◆ Material to process
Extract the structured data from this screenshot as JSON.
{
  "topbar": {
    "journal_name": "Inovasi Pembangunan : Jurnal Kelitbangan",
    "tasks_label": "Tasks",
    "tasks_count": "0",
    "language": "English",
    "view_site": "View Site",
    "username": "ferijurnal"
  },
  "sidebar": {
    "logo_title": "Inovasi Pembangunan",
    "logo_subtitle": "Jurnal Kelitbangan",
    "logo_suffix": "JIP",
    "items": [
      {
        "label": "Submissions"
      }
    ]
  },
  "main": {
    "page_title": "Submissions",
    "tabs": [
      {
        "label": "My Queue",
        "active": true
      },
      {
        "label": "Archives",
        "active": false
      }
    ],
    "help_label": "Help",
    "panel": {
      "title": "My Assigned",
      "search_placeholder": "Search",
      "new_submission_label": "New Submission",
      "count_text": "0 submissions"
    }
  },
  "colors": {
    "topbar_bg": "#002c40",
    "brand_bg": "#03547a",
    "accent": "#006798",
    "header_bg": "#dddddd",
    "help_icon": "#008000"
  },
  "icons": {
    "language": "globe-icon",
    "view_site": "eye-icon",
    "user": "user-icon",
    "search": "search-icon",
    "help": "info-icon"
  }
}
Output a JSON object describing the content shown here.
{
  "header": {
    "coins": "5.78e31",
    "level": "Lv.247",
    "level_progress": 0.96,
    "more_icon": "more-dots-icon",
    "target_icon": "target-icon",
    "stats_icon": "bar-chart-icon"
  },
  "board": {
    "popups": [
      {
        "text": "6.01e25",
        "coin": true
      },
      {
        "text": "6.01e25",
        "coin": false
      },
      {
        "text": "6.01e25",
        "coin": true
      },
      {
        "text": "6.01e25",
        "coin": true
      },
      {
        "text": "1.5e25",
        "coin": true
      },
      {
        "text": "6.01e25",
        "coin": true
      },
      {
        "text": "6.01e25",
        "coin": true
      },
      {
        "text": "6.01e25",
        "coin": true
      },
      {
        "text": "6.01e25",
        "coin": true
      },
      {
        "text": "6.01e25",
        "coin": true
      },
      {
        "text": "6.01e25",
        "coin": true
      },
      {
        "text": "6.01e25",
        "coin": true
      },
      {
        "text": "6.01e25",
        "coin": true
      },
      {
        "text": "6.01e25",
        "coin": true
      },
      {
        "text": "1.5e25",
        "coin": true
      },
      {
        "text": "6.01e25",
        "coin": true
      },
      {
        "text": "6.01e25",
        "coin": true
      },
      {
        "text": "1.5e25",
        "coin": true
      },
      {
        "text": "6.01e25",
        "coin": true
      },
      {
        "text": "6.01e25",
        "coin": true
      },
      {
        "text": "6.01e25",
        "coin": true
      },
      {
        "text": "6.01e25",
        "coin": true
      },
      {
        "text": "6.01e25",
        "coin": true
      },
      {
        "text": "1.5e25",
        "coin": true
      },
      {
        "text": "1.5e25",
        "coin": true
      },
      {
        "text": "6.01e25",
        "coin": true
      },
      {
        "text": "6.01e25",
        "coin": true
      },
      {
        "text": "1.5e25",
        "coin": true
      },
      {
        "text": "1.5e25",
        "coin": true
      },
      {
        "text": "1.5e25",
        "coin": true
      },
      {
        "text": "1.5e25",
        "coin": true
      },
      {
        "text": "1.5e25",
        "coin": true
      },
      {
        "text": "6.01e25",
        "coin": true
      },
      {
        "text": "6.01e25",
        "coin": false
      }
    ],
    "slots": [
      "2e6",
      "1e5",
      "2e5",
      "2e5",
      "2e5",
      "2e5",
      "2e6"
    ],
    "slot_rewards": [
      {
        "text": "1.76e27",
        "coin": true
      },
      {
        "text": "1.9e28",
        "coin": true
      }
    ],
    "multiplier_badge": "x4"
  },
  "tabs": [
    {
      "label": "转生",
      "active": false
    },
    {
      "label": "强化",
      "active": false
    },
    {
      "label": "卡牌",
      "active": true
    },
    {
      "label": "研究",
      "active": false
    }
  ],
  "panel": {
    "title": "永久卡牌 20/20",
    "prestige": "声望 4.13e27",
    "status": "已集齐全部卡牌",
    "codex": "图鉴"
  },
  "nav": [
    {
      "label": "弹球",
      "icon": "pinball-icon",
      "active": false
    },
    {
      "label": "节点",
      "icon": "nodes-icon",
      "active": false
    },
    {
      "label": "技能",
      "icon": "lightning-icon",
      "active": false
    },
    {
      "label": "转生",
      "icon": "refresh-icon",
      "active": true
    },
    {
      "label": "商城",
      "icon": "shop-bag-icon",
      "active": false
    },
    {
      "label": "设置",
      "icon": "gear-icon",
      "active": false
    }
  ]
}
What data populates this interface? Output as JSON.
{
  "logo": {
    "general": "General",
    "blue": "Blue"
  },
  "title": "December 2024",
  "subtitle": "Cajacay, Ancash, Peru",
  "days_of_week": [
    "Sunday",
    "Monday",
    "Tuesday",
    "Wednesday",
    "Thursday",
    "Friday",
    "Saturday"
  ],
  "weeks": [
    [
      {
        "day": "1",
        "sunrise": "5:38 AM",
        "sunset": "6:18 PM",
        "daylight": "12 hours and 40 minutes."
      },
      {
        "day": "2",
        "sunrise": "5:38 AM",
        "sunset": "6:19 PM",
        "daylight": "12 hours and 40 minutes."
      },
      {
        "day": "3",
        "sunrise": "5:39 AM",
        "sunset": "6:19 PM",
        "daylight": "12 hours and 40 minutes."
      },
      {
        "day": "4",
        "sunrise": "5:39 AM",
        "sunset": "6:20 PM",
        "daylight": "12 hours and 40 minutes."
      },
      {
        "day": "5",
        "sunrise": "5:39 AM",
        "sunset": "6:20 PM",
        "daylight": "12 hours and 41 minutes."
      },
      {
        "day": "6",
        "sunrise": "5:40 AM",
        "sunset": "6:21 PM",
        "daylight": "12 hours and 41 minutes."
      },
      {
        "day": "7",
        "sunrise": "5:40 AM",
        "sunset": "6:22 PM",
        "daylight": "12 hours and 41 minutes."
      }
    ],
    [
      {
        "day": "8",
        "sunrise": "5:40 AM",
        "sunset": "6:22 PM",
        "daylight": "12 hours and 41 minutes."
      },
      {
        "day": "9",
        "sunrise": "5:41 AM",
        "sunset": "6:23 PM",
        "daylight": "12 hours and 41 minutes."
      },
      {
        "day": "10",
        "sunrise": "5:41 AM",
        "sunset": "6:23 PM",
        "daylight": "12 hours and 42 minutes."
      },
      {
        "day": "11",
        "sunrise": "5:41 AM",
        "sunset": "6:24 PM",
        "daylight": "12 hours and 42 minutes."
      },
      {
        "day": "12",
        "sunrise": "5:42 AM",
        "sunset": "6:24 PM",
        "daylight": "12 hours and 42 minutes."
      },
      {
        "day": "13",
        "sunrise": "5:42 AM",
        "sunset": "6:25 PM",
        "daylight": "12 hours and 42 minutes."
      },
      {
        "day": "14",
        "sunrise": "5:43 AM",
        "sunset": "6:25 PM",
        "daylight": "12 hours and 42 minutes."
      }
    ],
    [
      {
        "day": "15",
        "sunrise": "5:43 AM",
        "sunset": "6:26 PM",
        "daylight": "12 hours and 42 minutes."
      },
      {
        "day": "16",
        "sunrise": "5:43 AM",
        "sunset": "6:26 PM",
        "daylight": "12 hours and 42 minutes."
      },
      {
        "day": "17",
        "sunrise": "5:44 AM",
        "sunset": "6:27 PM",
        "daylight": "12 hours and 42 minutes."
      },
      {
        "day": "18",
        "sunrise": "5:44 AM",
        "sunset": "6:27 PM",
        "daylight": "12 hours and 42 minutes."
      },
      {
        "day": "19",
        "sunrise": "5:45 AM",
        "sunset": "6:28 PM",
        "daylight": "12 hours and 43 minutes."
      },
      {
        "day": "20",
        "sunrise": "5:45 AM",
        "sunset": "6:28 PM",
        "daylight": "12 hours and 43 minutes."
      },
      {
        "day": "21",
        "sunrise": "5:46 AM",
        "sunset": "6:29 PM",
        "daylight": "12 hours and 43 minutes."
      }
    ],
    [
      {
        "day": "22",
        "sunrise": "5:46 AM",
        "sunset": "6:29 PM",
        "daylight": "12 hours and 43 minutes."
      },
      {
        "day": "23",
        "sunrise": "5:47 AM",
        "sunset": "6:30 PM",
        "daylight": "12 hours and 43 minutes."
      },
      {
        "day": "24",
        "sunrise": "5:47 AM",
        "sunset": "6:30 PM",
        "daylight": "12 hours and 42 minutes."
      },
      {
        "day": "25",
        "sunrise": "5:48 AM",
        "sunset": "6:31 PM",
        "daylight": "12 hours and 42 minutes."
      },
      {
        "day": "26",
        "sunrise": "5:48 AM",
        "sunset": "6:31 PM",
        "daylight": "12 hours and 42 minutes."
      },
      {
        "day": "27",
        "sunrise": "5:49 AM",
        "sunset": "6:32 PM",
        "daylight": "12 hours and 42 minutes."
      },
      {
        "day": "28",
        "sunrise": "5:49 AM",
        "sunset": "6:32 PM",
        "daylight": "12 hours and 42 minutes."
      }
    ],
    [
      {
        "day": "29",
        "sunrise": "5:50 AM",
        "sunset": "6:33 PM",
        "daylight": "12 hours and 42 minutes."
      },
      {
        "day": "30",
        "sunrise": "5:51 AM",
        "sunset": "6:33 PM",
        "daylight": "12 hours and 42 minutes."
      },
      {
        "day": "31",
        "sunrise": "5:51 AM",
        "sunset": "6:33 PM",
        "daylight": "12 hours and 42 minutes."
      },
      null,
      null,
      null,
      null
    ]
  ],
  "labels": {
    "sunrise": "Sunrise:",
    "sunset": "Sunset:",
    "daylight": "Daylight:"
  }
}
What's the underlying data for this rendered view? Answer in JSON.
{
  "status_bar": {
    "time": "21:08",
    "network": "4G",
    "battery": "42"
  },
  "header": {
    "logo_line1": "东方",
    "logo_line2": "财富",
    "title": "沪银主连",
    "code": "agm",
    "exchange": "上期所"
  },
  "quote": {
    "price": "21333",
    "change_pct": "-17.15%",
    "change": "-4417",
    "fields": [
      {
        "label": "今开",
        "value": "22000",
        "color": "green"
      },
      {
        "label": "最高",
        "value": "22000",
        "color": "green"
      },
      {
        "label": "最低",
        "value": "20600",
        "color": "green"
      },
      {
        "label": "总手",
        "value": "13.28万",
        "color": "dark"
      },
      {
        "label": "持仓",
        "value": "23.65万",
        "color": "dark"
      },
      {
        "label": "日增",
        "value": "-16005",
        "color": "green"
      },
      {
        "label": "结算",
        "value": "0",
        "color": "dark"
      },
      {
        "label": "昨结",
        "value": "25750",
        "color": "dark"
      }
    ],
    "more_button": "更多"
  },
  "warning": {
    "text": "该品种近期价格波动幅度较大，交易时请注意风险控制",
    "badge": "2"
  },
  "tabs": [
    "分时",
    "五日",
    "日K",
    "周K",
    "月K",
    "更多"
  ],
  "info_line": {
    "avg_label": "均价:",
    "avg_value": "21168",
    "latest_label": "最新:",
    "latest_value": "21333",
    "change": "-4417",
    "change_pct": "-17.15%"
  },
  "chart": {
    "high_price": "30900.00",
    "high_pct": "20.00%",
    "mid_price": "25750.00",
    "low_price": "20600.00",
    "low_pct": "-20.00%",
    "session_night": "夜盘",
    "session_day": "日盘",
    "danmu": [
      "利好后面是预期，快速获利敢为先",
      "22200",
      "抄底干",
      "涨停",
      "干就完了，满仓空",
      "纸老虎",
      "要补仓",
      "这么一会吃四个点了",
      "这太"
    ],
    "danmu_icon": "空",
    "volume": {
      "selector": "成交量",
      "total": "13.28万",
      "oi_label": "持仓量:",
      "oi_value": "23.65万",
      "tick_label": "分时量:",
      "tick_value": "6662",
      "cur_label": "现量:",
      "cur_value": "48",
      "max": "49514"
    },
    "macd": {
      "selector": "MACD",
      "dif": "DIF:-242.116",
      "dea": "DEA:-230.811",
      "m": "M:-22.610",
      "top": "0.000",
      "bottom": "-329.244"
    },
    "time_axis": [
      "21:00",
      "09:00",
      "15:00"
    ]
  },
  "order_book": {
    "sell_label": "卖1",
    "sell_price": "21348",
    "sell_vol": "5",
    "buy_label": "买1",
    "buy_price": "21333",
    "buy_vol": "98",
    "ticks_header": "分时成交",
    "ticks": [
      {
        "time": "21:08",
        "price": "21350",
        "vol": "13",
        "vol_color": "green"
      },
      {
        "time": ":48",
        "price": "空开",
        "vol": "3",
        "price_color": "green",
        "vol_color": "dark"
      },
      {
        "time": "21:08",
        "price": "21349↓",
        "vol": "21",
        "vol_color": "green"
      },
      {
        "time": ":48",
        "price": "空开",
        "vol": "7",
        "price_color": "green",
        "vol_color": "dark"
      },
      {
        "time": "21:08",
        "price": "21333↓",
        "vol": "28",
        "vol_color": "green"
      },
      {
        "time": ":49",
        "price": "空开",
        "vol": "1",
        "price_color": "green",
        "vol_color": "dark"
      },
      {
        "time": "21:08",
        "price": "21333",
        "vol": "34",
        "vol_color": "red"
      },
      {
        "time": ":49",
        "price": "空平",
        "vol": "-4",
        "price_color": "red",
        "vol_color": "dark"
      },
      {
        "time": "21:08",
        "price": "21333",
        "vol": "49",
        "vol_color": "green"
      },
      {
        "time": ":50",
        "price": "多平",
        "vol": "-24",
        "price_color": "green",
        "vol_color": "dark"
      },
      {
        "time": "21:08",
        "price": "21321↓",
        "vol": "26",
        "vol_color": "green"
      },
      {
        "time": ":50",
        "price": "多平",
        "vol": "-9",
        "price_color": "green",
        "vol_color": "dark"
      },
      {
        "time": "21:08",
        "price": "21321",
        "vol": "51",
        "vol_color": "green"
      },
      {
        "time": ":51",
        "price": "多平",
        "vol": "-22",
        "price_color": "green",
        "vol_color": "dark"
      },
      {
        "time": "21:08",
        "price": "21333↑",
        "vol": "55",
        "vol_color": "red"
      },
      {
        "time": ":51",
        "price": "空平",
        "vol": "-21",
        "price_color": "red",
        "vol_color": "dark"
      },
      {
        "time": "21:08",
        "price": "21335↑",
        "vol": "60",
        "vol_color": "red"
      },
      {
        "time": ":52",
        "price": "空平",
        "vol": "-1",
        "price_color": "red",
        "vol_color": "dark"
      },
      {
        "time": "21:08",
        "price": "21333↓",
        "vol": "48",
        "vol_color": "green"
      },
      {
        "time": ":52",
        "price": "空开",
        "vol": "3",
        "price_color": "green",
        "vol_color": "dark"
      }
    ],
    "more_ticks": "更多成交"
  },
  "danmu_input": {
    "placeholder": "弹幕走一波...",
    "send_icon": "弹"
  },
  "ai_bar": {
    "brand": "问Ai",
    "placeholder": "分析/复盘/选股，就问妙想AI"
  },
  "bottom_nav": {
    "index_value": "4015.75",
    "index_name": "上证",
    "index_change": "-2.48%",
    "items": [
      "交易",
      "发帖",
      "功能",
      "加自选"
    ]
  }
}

◆ Aim of the task
Every line in the data above that contains "Kelitbangan" needs to be copied.

◆ Reply
    "journal_name": "Inovasi Pembangunan : Jurnal Kelitbangan",
    "logo_subtitle": "Jurnal Kelitbangan",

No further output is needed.